-- START Information supplied --
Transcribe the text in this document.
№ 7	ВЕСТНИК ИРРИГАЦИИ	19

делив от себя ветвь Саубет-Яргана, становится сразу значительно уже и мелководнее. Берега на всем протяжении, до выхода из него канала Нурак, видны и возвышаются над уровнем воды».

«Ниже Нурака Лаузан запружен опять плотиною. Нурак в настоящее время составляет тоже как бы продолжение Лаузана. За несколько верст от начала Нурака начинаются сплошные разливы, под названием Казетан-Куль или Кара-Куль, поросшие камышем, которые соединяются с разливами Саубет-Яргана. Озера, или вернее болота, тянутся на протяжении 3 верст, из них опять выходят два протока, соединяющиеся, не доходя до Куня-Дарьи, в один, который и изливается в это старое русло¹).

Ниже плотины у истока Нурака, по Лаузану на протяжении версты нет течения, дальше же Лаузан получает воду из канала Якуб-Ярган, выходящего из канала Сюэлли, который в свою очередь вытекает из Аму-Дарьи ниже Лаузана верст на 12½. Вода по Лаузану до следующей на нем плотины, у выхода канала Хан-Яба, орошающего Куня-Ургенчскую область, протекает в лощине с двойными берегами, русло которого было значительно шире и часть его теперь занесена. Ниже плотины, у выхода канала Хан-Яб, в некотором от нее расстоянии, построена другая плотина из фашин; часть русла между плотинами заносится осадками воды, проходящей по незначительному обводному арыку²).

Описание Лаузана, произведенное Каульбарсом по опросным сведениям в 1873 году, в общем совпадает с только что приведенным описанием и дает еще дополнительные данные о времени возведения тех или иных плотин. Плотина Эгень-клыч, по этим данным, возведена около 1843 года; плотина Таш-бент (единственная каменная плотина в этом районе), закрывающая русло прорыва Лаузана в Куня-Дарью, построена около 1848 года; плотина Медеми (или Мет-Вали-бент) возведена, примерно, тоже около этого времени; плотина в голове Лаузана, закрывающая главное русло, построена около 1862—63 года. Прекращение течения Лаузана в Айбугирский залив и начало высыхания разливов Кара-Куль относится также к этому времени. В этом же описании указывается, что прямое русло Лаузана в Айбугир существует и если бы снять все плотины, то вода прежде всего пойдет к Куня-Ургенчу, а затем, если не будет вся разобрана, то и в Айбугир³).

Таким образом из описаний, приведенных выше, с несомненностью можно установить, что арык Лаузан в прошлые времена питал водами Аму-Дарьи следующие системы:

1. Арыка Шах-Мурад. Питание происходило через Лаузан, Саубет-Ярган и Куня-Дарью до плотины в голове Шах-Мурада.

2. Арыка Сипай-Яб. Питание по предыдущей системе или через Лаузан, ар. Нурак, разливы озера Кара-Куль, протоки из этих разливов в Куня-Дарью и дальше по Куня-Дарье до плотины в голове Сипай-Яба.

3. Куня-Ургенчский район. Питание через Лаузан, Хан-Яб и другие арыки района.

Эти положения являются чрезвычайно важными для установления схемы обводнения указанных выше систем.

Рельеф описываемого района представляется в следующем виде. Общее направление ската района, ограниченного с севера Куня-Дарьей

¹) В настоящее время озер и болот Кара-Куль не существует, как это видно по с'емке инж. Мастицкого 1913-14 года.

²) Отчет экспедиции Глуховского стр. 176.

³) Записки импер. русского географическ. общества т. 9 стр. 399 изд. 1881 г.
-- END Information supplied --
| Work to complete |
Return all of the data word for word.

| Final answer |
Transcribe the text in this document.
№ 7	ВЕСТНИК ИРРИГАЦИИ	19

делив от себя ветвь Саубет-Яргана, становится сразу значительно уже и мелководнее. Берега на всем протяжении, до выхода из него канала Нурак, видны и возвышаются над уровнем воды».

«Ниже Нурака Лаузан запружен опять плотиною. Нурак в настоящее время составляет тоже как бы продолжение Лаузана. За несколько верст от начала Нурака начинаются сплошные разливы, под названием Казетан-Куль или Кара-Куль, поросшие камышем, которые соединяются с разливами Саубет-Яргана. Озера, или вернее болота, тянутся на протяжении 3 верст, из них опять выходят два протока, соединяющиеся, не доходя до Куня-Дарьи, в один, который и изливается в это старое русло¹).

Ниже плотины у истока Нурака, по Лаузану на протяжении версты нет течения, дальше же Лаузан получает воду из канала Якуб-Ярган, выходящего из канала Сюэлли, который в свою очередь вытекает из Аму-Дарьи ниже Лаузана верст на 12½. Вода по Лаузану до следующей на нем плотины, у выхода канала Хан-Яба, орошающего Куня-Ургенчскую область, протекает в лощине с двойными берегами, русло которого было значительно шире и часть его теперь занесена. Ниже плотины, у выхода канала Хан-Яб, в некотором от нее расстоянии, построена другая плотина из фашин; часть русла между плотинами заносится осадками воды, проходящей по незначительному обводному арыку²).

Описание Лаузана, произведенное Каульбарсом по опросным сведениям в 1873 году, в общем совпадает с только что приведенным описанием и дает еще дополнительные данные о времени возведения тех или иных плотин. Плотина Эгень-клыч, по этим данным, возведена около 1843 года; плотина Таш-бент (единственная каменная плотина в этом районе), закрывающая русло прорыва Лаузана в Куня-Дарью, построена около 1848 года; плотина Медеми (или Мет-Вали-бент) возведена, примерно, тоже около этого времени; плотина в голове Лаузана, закрывающая главное русло, построена около 1862—63 года. Прекращение течения Лаузана в Айбугирский залив и начало высыхания разливов Кара-Куль относится также к этому времени. В этом же описании указывается, что прямое русло Лаузана в Айбугир существует и если бы снять все плотины, то вода прежде всего пойдет к Куня-Ургенчу, а затем, если не будет вся разобрана, то и в Айбугир³).

Таким образом из описаний, приведенных выше, с несомненностью можно установить, что арык Лаузан в прошлые времена питал водами Аму-Дарьи следующие системы:

1. Арыка Шах-Мурад. Питание происходило через Лаузан, Саубет-Ярган и Куня-Дарью до плотины в голове Шах-Мурада.

2. Арыка Сипай-Яб. Питание по предыдущей системе или через Лаузан, ар. Нурак, разливы озера Кара-Куль, протоки из этих разливов в Куня-Дарью и дальше по Куня-Дарье до плотины в голове Сипай-Яба.

3. Куня-Ургенчский район. Питание через Лаузан, Хан-Яб и другие арыки района.

Эти положения являются чрезвычайно важными для установления схемы обводнения указанных выше систем.

Рельеф описываемого района представляется в следующем виде. Общее направление ската района, ограниченного с севера Куня-Дарьей

¹) В настоящее время озер и болот Кара-Куль не существует, как это видно по с'емке инж. Мастицкого 1913-14 года.

²) Отчет экспедиции Глуховского стр. 176.

³) Записки импер. русского географическ. общества т. 9 стр. 399 изд. 1881 г.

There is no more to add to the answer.